━━ DATA SHOWN

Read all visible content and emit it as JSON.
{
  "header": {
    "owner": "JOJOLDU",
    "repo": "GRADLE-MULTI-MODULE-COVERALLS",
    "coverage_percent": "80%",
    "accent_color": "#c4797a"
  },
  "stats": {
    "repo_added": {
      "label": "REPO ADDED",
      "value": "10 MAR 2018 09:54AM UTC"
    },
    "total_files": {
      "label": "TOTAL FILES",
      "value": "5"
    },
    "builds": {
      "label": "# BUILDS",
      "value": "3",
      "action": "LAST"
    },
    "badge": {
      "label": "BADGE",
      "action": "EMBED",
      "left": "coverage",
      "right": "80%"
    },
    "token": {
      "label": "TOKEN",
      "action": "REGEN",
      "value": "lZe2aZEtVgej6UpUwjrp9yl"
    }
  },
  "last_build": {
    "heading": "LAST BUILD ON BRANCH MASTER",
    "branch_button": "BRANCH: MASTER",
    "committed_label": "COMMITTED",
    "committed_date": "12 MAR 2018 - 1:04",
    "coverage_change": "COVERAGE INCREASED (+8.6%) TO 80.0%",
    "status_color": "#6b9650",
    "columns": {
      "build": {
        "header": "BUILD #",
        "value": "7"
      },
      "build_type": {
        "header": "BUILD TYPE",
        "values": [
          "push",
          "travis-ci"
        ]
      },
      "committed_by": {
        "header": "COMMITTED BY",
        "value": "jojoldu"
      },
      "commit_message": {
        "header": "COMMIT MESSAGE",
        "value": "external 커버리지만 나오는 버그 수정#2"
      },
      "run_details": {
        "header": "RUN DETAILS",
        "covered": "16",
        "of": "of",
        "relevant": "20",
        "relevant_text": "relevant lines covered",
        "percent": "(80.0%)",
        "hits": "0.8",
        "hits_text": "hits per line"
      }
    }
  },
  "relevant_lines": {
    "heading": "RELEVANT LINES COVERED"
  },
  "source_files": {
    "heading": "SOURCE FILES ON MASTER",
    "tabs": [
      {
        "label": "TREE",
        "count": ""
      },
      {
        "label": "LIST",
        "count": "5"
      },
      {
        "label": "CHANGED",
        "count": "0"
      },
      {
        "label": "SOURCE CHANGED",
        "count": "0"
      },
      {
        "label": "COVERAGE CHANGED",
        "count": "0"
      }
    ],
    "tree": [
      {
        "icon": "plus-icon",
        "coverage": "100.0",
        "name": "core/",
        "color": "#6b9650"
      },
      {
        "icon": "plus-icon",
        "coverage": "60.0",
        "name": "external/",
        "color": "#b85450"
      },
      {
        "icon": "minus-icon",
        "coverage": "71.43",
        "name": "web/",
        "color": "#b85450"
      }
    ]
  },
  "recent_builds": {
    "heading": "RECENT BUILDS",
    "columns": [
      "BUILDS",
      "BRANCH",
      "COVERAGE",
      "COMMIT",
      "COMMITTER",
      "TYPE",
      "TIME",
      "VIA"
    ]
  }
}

━━━━

Your task is to pick out every line with the string "BRANCH" and copy it.

    "heading": "LAST BUILD ON BRANCH MASTER",
    "branch_button": "BRANCH: MASTER",
      "BRANCH",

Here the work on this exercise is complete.